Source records
---
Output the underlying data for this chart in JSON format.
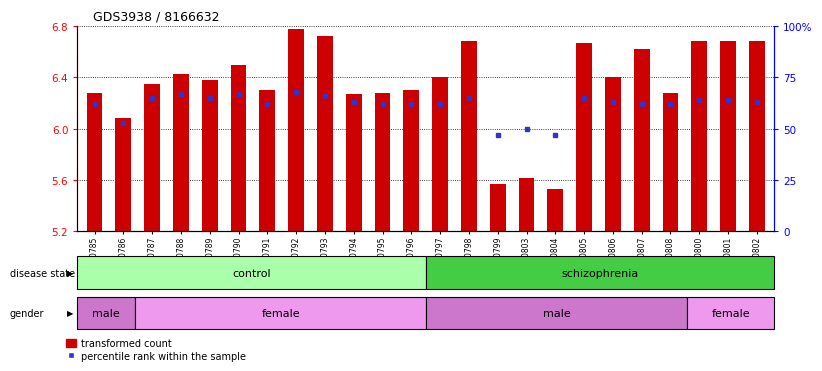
{
  "title": "GDS3938 / 8166632",
  "samples": [
    "GSM630785",
    "GSM630786",
    "GSM630787",
    "GSM630788",
    "GSM630789",
    "GSM630790",
    "GSM630791",
    "GSM630792",
    "GSM630793",
    "GSM630794",
    "GSM630795",
    "GSM630796",
    "GSM630797",
    "GSM630798",
    "GSM630799",
    "GSM630803",
    "GSM630804",
    "GSM630805",
    "GSM630806",
    "GSM630807",
    "GSM630808",
    "GSM630800",
    "GSM630801",
    "GSM630802"
  ],
  "bar_values": [
    6.28,
    6.08,
    6.35,
    6.43,
    6.38,
    6.5,
    6.3,
    6.78,
    6.72,
    6.27,
    6.28,
    6.3,
    6.4,
    6.68,
    5.57,
    5.62,
    5.53,
    6.67,
    6.4,
    6.62,
    6.28,
    6.68,
    6.68,
    6.68
  ],
  "percentile_values": [
    62,
    53,
    65,
    67,
    65,
    67,
    62,
    68,
    66,
    63,
    62,
    62,
    62,
    65,
    47,
    50,
    47,
    65,
    63,
    62,
    62,
    64,
    64,
    63
  ],
  "ymin": 5.2,
  "ymax": 6.8,
  "yticks_left": [
    5.2,
    5.6,
    6.0,
    6.4,
    6.8
  ],
  "yticks_right": [
    0,
    25,
    50,
    75,
    100
  ],
  "ytick_right_labels": [
    "0",
    "25",
    "50",
    "75",
    "100%"
  ],
  "bar_color": "#cc0000",
  "percentile_color": "#3333cc",
  "disease_state_control_color": "#aaffaa",
  "disease_state_schizophrenia_color": "#44cc44",
  "gender_male_color": "#cc77cc",
  "gender_female_color": "#ee99ee",
  "control_count": 12,
  "male_control_count": 2,
  "female_control_count": 10,
  "schizophrenia_count": 12,
  "male_schizophrenia_count": 9,
  "female_schizophrenia_count": 3
}
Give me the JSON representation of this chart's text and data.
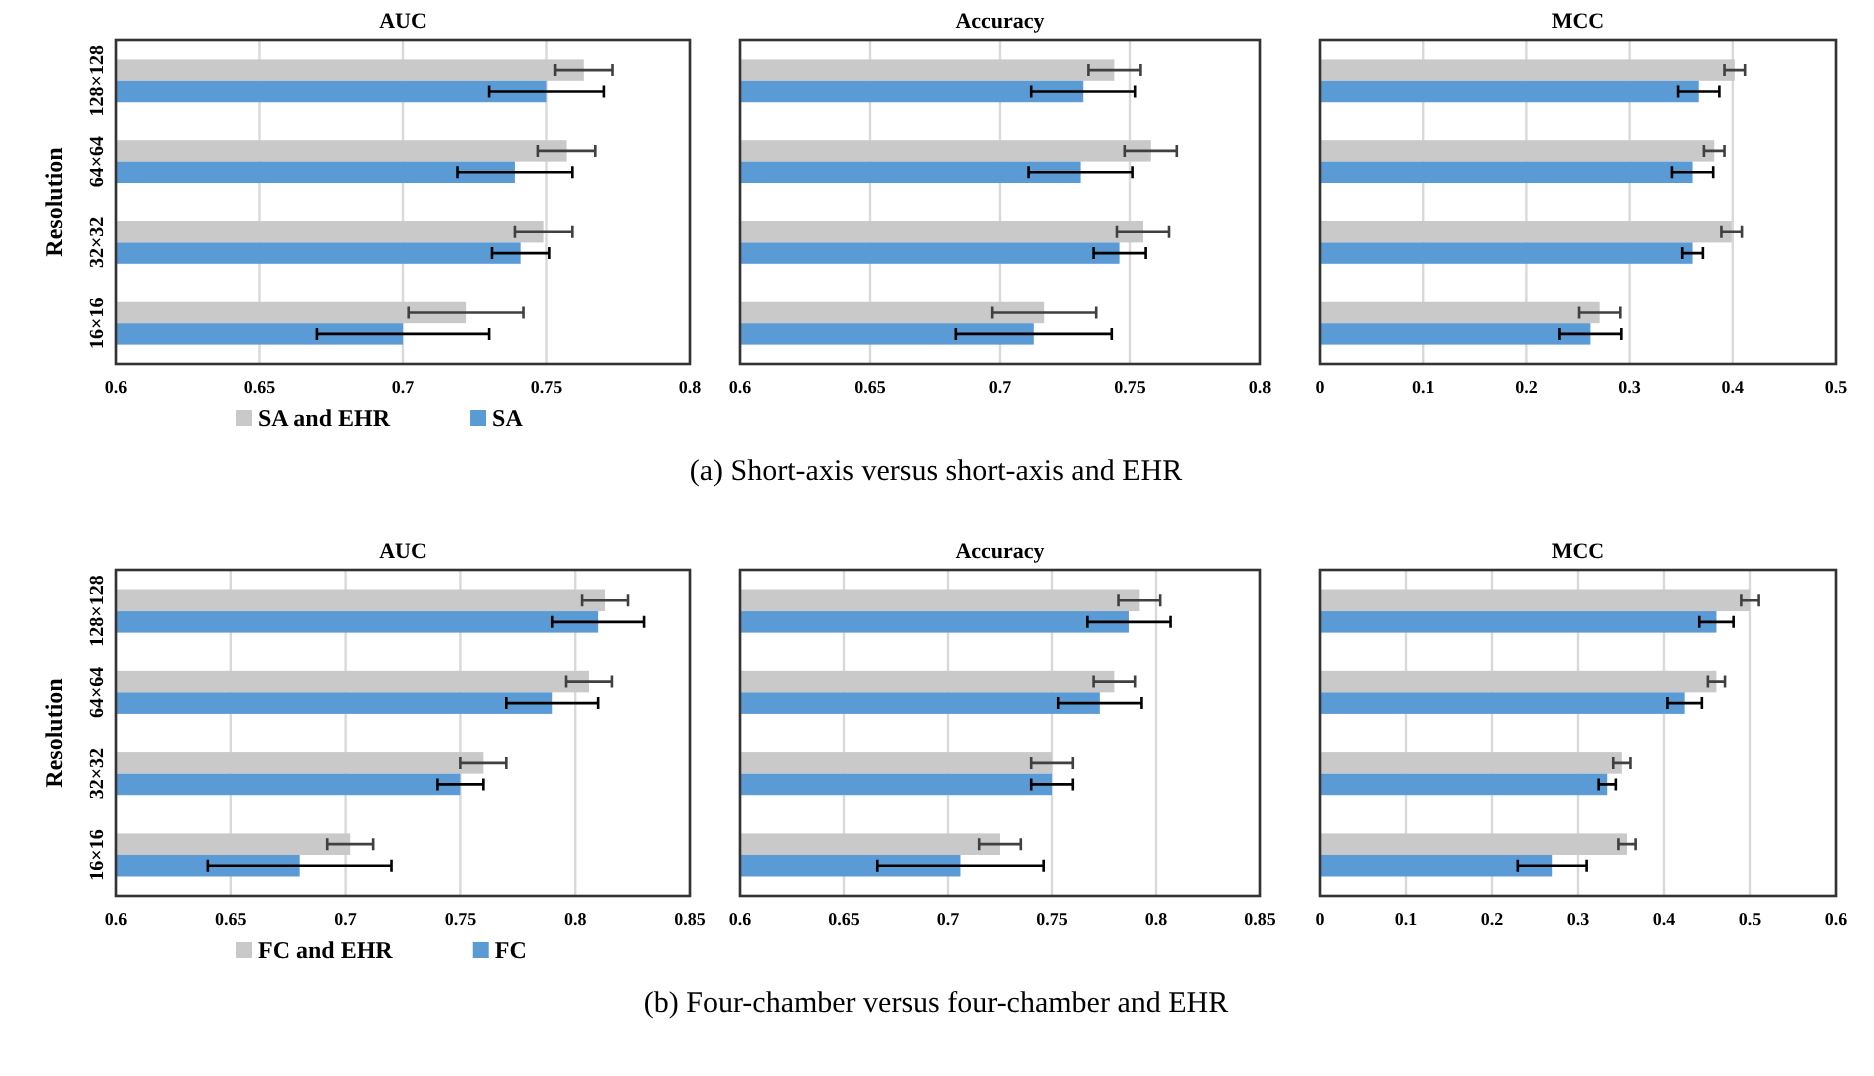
{
  "chart_data": [
    {
      "type": "bar",
      "orientation": "horizontal",
      "title": "AUC",
      "ylabel": "Resolution",
      "categories": [
        "128×128",
        "64×64",
        "32×32",
        "16×16"
      ],
      "xlim": [
        0.6,
        0.8
      ],
      "xticks": [
        0.6,
        0.65,
        0.7,
        0.75,
        0.8
      ],
      "grid": "x",
      "legend": "bottom",
      "series": [
        {
          "name": "SA and EHR",
          "color": "#c9c9c9",
          "values": [
            0.763,
            0.757,
            0.749,
            0.722
          ],
          "errors": [
            0.01,
            0.01,
            0.01,
            0.02
          ]
        },
        {
          "name": "SA",
          "color": "#5b9bd5",
          "values": [
            0.75,
            0.739,
            0.741,
            0.7
          ],
          "errors": [
            0.02,
            0.02,
            0.01,
            0.03
          ]
        }
      ]
    },
    {
      "type": "bar",
      "orientation": "horizontal",
      "title": "Accuracy",
      "categories": [
        null,
        null,
        null,
        null
      ],
      "tick_labels": "x",
      "xlim": [
        0.6,
        0.8
      ],
      "xticks": [
        0.6,
        0.65,
        0.7,
        0.75,
        0.8
      ],
      "grid": "x",
      "annotations": [
        "(a) Short-axis versus short-axis and EHR"
      ],
      "series": [
        {
          "color": "#c9c9c9",
          "values": [
            0.744,
            0.758,
            0.755,
            0.717
          ],
          "errors": [
            0.01,
            0.01,
            0.01,
            0.02
          ]
        },
        {
          "color": "#5b9bd5",
          "values": [
            0.732,
            0.731,
            0.746,
            0.713
          ],
          "errors": [
            0.02,
            0.02,
            0.01,
            0.03
          ]
        }
      ]
    },
    {
      "type": "bar",
      "orientation": "horizontal",
      "title": "MCC",
      "categories": [
        null,
        null,
        null,
        null
      ],
      "tick_labels": "x",
      "xlim": [
        0,
        0.5
      ],
      "xticks": [
        0,
        0.1,
        0.2,
        0.3,
        0.4,
        0.5
      ],
      "grid": "x",
      "series": [
        {
          "color": "#c9c9c9",
          "values": [
            0.402,
            0.382,
            0.399,
            0.271
          ],
          "errors": [
            0.01,
            0.01,
            0.01,
            0.02
          ]
        },
        {
          "color": "#5b9bd5",
          "values": [
            0.367,
            0.361,
            0.361,
            0.262
          ],
          "errors": [
            0.02,
            0.02,
            0.01,
            0.03
          ]
        }
      ]
    },
    {
      "type": "bar",
      "orientation": "horizontal",
      "title": "AUC",
      "ylabel": "Resolution",
      "categories": [
        "128×128",
        "64×64",
        "32×32",
        "16×16"
      ],
      "xlim": [
        0.6,
        0.85
      ],
      "xticks": [
        0.6,
        0.65,
        0.7,
        0.75,
        0.8,
        0.85
      ],
      "grid": "x",
      "legend": "bottom",
      "series": [
        {
          "name": "FC and EHR",
          "color": "#c9c9c9",
          "values": [
            0.813,
            0.806,
            0.76,
            0.702
          ],
          "errors": [
            0.01,
            0.01,
            0.01,
            0.01
          ]
        },
        {
          "name": "FC",
          "color": "#5b9bd5",
          "values": [
            0.81,
            0.79,
            0.75,
            0.68
          ],
          "errors": [
            0.02,
            0.02,
            0.01,
            0.04
          ]
        }
      ]
    },
    {
      "type": "bar",
      "orientation": "horizontal",
      "title": "Accuracy",
      "categories": [
        null,
        null,
        null,
        null
      ],
      "tick_labels": "x",
      "xlim": [
        0.6,
        0.85
      ],
      "xticks": [
        0.6,
        0.65,
        0.7,
        0.75,
        0.8,
        0.85
      ],
      "grid": "x",
      "annotations": [
        "(b) Four-chamber versus four-chamber and EHR"
      ],
      "series": [
        {
          "color": "#c9c9c9",
          "values": [
            0.792,
            0.78,
            0.75,
            0.725
          ],
          "errors": [
            0.01,
            0.01,
            0.01,
            0.01
          ]
        },
        {
          "color": "#5b9bd5",
          "values": [
            0.787,
            0.773,
            0.75,
            0.706
          ],
          "errors": [
            0.02,
            0.02,
            0.01,
            0.04
          ]
        }
      ]
    },
    {
      "type": "bar",
      "orientation": "horizontal",
      "title": "MCC",
      "categories": [
        null,
        null,
        null,
        null
      ],
      "tick_labels": "x",
      "xlim": [
        0,
        0.6
      ],
      "xticks": [
        0,
        0.1,
        0.2,
        0.3,
        0.4,
        0.5,
        0.6
      ],
      "grid": "x",
      "series": [
        {
          "color": "#c9c9c9",
          "values": [
            0.5,
            0.461,
            0.351,
            0.357
          ],
          "errors": [
            0.01,
            0.01,
            0.01,
            0.01
          ]
        },
        {
          "color": "#5b9bd5",
          "values": [
            0.461,
            0.424,
            0.334,
            0.27
          ],
          "errors": [
            0.02,
            0.02,
            0.01,
            0.04
          ]
        }
      ]
    }
  ]
}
---
Stated goal =>
Your task is to return the entries above exactly, with no pictures.

Output for this task =>
Output the underlying data for this chart in JSON format.
{
  "title": "GDS3938 / 8166632",
  "samples": [
    "GSM630785",
    "GSM630786",
    "GSM630787",
    "GSM630788",
    "GSM630789",
    "GSM630790",
    "GSM630791",
    "GSM630792",
    "GSM630793",
    "GSM630794",
    "GSM630795",
    "GSM630796",
    "GSM630797",
    "GSM630798",
    "GSM630799",
    "GSM630803",
    "GSM630804",
    "GSM630805",
    "GSM630806",
    "GSM630807",
    "GSM630808",
    "GSM630800",
    "GSM630801",
    "GSM630802"
  ],
  "bar_values": [
    6.28,
    6.08,
    6.35,
    6.43,
    6.38,
    6.5,
    6.3,
    6.78,
    6.72,
    6.27,
    6.28,
    6.3,
    6.4,
    6.68,
    5.57,
    5.62,
    5.53,
    6.67,
    6.4,
    6.62,
    6.28,
    6.68,
    6.68,
    6.68
  ],
  "percentile_values": [
    62,
    53,
    65,
    67,
    65,
    67,
    62,
    68,
    66,
    63,
    62,
    62,
    62,
    65,
    47,
    50,
    47,
    65,
    63,
    62,
    62,
    64,
    64,
    63
  ],
  "ymin": 5.2,
  "ymax": 6.8,
  "yticks_left": [
    5.2,
    5.6,
    6.0,
    6.4,
    6.8
  ],
  "yticks_right": [
    0,
    25,
    50,
    75,
    100
  ],
  "ytick_right_labels": [
    "0",
    "25",
    "50",
    "75",
    "100%"
  ],
  "bar_color": "#cc0000",
  "percentile_color": "#3333cc",
  "disease_state_control_color": "#aaffaa",
  "disease_state_schizophrenia_color": "#44cc44",
  "gender_male_color": "#cc77cc",
  "gender_female_color": "#ee99ee",
  "control_count": 12,
  "male_control_count": 2,
  "female_control_count": 10,
  "schizophrenia_count": 12,
  "male_schizophrenia_count": 9,
  "female_schizophrenia_count": 3
}
Give me the JSON representation of this chart's text and data.
{
  "chart_data": [
    {
      "type": "bar",
      "orientation": "horizontal",
      "title": "AUC",
      "ylabel": "Resolution",
      "categories": [
        "128×128",
        "64×64",
        "32×32",
        "16×16"
      ],
      "xlim": [
        0.6,
        0.8
      ],
      "xticks": [
        0.6,
        0.65,
        0.7,
        0.75,
        0.8
      ],
      "grid": "x",
      "legend": "bottom",
      "series": [
        {
          "name": "SA and EHR",
          "color": "#c9c9c9",
          "values": [
            0.763,
            0.757,
            0.749,
            0.722
          ],
          "errors": [
            0.01,
            0.01,
            0.01,
            0.02
          ]
        },
        {
          "name": "SA",
          "color": "#5b9bd5",
          "values": [
            0.75,
            0.739,
            0.741,
            0.7
          ],
          "errors": [
            0.02,
            0.02,
            0.01,
            0.03
          ]
        }
      ]
    },
    {
      "type": "bar",
      "orientation": "horizontal",
      "title": "Accuracy",
      "categories": [
        null,
        null,
        null,
        null
      ],
      "tick_labels": "x",
      "xlim": [
        0.6,
        0.8
      ],
      "xticks": [
        0.6,
        0.65,
        0.7,
        0.75,
        0.8
      ],
      "grid": "x",
      "annotations": [
        "(a) Short-axis versus short-axis and EHR"
      ],
      "series": [
        {
          "color": "#c9c9c9",
          "values": [
            0.744,
            0.758,
            0.755,
            0.717
          ],
          "errors": [
            0.01,
            0.01,
            0.01,
            0.02
          ]
        },
        {
          "color": "#5b9bd5",
          "values": [
            0.732,
            0.731,
            0.746,
            0.713
          ],
          "errors": [
            0.02,
            0.02,
            0.01,
            0.03
          ]
        }
      ]
    },
    {
      "type": "bar",
      "orientation": "horizontal",
      "title": "MCC",
      "categories": [
        null,
        null,
        null,
        null
      ],
      "tick_labels": "x",
      "xlim": [
        0,
        0.5
      ],
      "xticks": [
        0,
        0.1,
        0.2,
        0.3,
        0.4,
        0.5
      ],
      "grid": "x",
      "series": [
        {
          "color": "#c9c9c9",
          "values": [
            0.402,
            0.382,
            0.399,
            0.271
          ],
          "errors": [
            0.01,
            0.01,
            0.01,
            0.02
          ]
        },
        {
          "color": "#5b9bd5",
          "values": [
            0.367,
            0.361,
            0.361,
            0.262
          ],
          "errors": [
            0.02,
            0.02,
            0.01,
            0.03
          ]
        }
      ]
    },
    {
      "type": "bar",
      "orientation": "horizontal",
      "title": "AUC",
      "ylabel": "Resolution",
      "categories": [
        "128×128",
        "64×64",
        "32×32",
        "16×16"
      ],
      "xlim": [
        0.6,
        0.85
      ],
      "xticks": [
        0.6,
        0.65,
        0.7,
        0.75,
        0.8,
        0.85
      ],
      "grid": "x",
      "legend": "bottom",
      "series": [
        {
          "name": "FC and EHR",
          "color": "#c9c9c9",
          "values": [
            0.813,
            0.806,
            0.76,
            0.702
          ],
          "errors": [
            0.01,
            0.01,
            0.01,
            0.01
          ]
        },
        {
          "name": "FC",
          "color": "#5b9bd5",
          "values": [
            0.81,
            0.79,
            0.75,
            0.68
          ],
          "errors": [
            0.02,
            0.02,
            0.01,
            0.04
          ]
        }
      ]
    },
    {
      "type": "bar",
      "orientation": "horizontal",
      "title": "Accuracy",
      "categories": [
        null,
        null,
        null,
        null
      ],
      "tick_labels": "x",
      "xlim": [
        0.6,
        0.85
      ],
      "xticks": [
        0.6,
        0.65,
        0.7,
        0.75,
        0.8,
        0.85
      ],
      "grid": "x",
      "annotations": [
        "(b) Four-chamber versus four-chamber and EHR"
      ],
      "series": [
        {
          "color": "#c9c9c9",
          "values": [
            0.792,
            0.78,
            0.75,
            0.725
          ],
          "errors": [
            0.01,
            0.01,
            0.01,
            0.01
          ]
        },
        {
          "color": "#5b9bd5",
          "values": [
            0.787,
            0.773,
            0.75,
            0.706
          ],
          "errors": [
            0.02,
            0.02,
            0.01,
            0.04
          ]
        }
      ]
    },
    {
      "type": "bar",
      "orientation": "horizontal",
      "title": "MCC",
      "categories": [
        null,
        null,
        null,
        null
      ],
      "tick_labels": "x",
      "xlim": [
        0,
        0.6
      ],
      "xticks": [
        0,
        0.1,
        0.2,
        0.3,
        0.4,
        0.5,
        0.6
      ],
      "grid": "x",
      "series": [
        {
          "color": "#c9c9c9",
          "values": [
            0.5,
            0.461,
            0.351,
            0.357
          ],
          "errors": [
            0.01,
            0.01,
            0.01,
            0.01
          ]
        },
        {
          "color": "#5b9bd5",
          "values": [
            0.461,
            0.424,
            0.334,
            0.27
          ],
          "errors": [
            0.02,
            0.02,
            0.01,
            0.04
          ]
        }
      ]
    }
  ]
}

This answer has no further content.